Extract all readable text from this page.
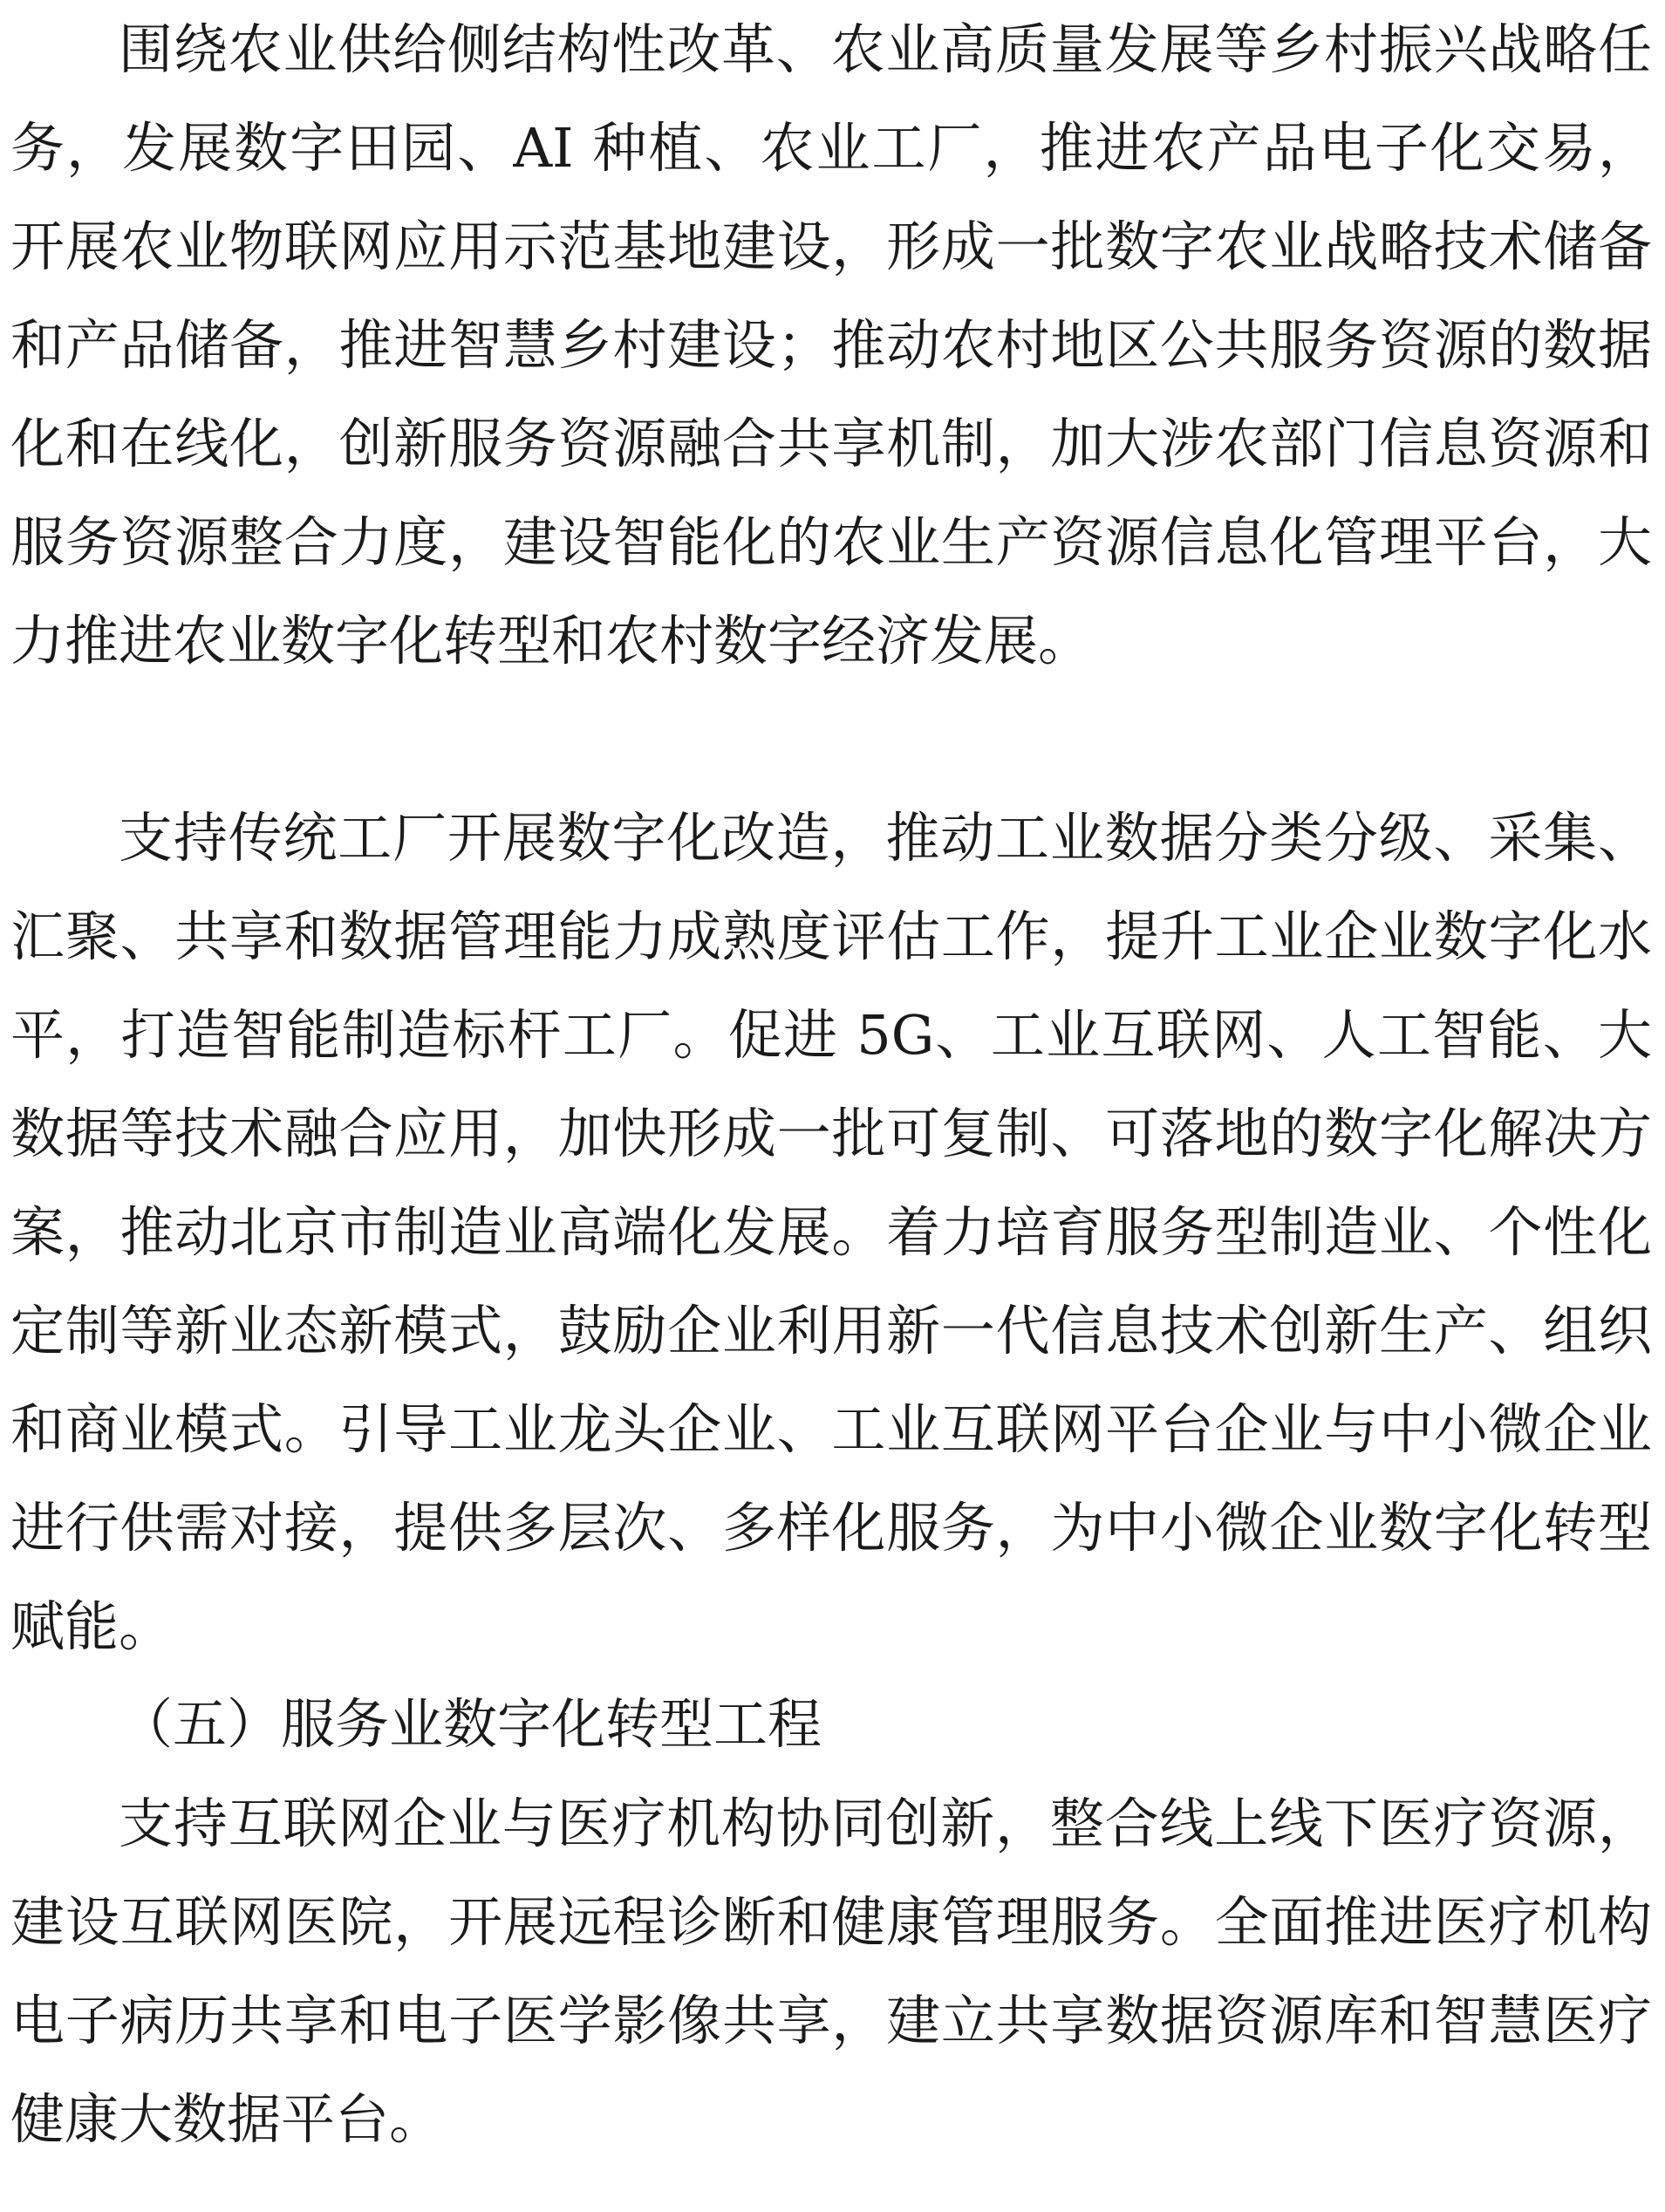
围绕农业供给侧结构性改革、农业高质量发展等乡村振兴战略任务，发展数字田园、AI 种植、农业工厂，推进农产品电子化交易，开展农业物联网应用示范基地建设，形成一批数字农业战略技术储备和产品储备，推进智慧乡村建设；推动农村地区公共服务资源的数据化和在线化，创新服务资源融合共享机制，加大涉农部门信息资源和服务资源整合力度，建设智能化的农业生产资源信息化管理平台，大力推进农业数字化转型和农村数字经济发展。

支持传统工厂开展数字化改造，推动工业数据分类分级、采集、汇聚、共享和数据管理能力成熟度评估工作，提升工业企业数字化水平，打造智能制造标杆工厂。促进 5G、工业互联网、人工智能、大数据等技术融合应用，加快形成一批可复制、可落地的数字化解决方案，推动北京市制造业高端化发展。着力培育服务型制造业、个性化定制等新业态新模式，鼓励企业利用新一代信息技术创新生产、组织和商业模式。引导工业龙头企业、工业互联网平台企业与中小微企业进行供需对接，提供多层次、多样化服务，为中小微企业数字化转型赋能。

（五）服务业数字化转型工程

支持互联网企业与医疗机构协同创新，整合线上线下医疗资源，建设互联网医院，开展远程诊断和健康管理服务。全面推进医疗机构电子病历共享和电子医学影像共享，建立共享数据资源库和智慧医疗健康大数据平台。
-=-=-=-=-
> DO THIS: Copy every record above exactly, leaving out any pictures.

> EXPECTED ANSWER:
Extract all readable text from this page.
围绕农业供给侧结构性改革、农业高质量发展等乡村振兴战略任务，发展数字田园、AI 种植、农业工厂，推进农产品电子化交易，开展农业物联网应用示范基地建设，形成一批数字农业战略技术储备和产品储备，推进智慧乡村建设；推动农村地区公共服务资源的数据化和在线化，创新服务资源融合共享机制，加大涉农部门信息资源和服务资源整合力度，建设智能化的农业生产资源信息化管理平台，大力推进农业数字化转型和农村数字经济发展。

支持传统工厂开展数字化改造，推动工业数据分类分级、采集、汇聚、共享和数据管理能力成熟度评估工作，提升工业企业数字化水平，打造智能制造标杆工厂。促进 5G、工业互联网、人工智能、大数据等技术融合应用，加快形成一批可复制、可落地的数字化解决方案，推动北京市制造业高端化发展。着力培育服务型制造业、个性化定制等新业态新模式，鼓励企业利用新一代信息技术创新生产、组织和商业模式。引导工业龙头企业、工业互联网平台企业与中小微企业进行供需对接，提供多层次、多样化服务，为中小微企业数字化转型赋能。

（五）服务业数字化转型工程

支持互联网企业与医疗机构协同创新，整合线上线下医疗资源，建设互联网医院，开展远程诊断和健康管理服务。全面推进医疗机构电子病历共享和电子医学影像共享，建立共享数据资源库和智慧医疗健康大数据平台。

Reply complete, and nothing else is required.